* Exercise task *
Collect every line of the records below that contains the word "this".

* Supplied material *
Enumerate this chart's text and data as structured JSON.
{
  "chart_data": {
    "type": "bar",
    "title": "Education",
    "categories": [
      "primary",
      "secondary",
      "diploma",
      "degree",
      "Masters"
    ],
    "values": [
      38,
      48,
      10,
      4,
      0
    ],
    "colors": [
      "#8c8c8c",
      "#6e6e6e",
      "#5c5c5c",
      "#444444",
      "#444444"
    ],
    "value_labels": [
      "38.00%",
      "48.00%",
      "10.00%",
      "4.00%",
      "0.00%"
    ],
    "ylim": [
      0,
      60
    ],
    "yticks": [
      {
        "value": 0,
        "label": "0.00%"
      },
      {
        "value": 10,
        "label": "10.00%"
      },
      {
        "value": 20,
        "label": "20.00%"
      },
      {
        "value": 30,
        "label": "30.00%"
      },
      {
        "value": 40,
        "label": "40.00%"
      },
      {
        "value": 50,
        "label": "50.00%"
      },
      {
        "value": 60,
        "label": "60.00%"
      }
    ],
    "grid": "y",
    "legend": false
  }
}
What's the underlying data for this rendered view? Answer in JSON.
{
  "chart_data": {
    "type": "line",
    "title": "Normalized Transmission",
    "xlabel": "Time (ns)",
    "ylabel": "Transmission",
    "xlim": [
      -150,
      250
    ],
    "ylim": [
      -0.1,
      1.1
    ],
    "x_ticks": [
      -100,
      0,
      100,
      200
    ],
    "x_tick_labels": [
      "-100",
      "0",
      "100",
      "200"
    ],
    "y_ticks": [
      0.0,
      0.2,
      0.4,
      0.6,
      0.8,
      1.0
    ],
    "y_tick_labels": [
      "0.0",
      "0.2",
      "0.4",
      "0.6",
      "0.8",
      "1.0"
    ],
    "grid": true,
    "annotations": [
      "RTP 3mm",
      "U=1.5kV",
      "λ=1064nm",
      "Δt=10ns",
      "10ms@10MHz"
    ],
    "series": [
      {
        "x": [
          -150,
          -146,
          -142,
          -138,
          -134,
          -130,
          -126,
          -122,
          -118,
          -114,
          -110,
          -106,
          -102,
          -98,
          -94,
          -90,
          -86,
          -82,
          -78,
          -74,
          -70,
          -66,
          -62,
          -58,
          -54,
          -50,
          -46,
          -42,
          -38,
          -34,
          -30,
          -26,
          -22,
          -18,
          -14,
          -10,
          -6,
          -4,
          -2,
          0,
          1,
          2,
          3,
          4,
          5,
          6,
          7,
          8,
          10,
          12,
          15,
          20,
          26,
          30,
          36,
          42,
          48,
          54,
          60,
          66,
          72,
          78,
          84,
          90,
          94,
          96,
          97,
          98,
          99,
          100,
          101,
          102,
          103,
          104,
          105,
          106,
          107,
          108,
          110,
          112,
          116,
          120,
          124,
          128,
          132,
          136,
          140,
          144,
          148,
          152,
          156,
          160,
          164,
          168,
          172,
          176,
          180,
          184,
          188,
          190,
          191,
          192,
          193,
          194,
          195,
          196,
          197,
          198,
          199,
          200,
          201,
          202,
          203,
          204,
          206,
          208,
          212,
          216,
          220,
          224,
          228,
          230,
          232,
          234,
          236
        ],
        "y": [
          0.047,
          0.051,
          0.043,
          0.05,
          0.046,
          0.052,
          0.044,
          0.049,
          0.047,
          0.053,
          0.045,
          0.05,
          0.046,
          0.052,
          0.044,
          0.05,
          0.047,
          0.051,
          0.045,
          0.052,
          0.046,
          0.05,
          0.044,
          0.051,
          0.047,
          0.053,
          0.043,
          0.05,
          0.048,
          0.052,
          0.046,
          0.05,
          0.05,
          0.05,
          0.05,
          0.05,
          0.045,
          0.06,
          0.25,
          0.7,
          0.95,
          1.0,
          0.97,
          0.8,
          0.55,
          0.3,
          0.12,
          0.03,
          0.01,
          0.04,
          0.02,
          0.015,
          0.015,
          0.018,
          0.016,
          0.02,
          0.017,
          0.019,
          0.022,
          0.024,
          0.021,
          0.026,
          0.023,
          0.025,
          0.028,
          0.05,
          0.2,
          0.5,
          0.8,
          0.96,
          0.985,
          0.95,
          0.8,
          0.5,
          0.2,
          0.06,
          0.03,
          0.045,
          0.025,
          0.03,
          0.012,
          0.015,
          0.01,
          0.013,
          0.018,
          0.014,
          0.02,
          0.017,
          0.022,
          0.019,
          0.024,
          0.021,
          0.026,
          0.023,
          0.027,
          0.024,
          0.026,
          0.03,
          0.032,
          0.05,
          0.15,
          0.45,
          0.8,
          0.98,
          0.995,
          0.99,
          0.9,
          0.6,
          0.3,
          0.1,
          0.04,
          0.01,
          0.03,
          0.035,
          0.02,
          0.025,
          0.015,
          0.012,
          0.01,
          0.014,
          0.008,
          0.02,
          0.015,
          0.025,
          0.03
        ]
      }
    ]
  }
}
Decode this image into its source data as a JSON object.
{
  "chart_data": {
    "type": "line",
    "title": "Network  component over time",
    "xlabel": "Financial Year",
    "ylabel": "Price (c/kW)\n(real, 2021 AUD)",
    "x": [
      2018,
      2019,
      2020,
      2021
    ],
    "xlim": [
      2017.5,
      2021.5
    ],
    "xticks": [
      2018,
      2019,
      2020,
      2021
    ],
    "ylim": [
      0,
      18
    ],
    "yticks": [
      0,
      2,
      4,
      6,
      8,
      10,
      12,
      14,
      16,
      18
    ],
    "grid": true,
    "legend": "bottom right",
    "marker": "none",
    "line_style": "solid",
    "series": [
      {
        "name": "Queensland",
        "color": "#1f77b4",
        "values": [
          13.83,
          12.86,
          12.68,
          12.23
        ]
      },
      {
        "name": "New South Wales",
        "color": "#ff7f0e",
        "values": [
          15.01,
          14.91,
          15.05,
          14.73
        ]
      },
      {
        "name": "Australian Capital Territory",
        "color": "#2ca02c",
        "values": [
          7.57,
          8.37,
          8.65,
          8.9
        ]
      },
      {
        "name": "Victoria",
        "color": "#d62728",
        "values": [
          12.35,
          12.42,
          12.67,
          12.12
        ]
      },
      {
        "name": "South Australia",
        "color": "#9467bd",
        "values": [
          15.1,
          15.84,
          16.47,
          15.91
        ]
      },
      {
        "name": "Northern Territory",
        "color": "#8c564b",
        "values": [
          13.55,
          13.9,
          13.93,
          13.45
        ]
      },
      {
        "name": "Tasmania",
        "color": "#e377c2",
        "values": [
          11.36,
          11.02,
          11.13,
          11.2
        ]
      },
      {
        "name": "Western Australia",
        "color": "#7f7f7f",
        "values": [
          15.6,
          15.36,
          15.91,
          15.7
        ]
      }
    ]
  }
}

* Solved problem *
Enumerate this chart's text and data as structured JSON.
What's the underlying data for this rendered view? Answer in JSON.
Decode this image into its source data as a JSON object.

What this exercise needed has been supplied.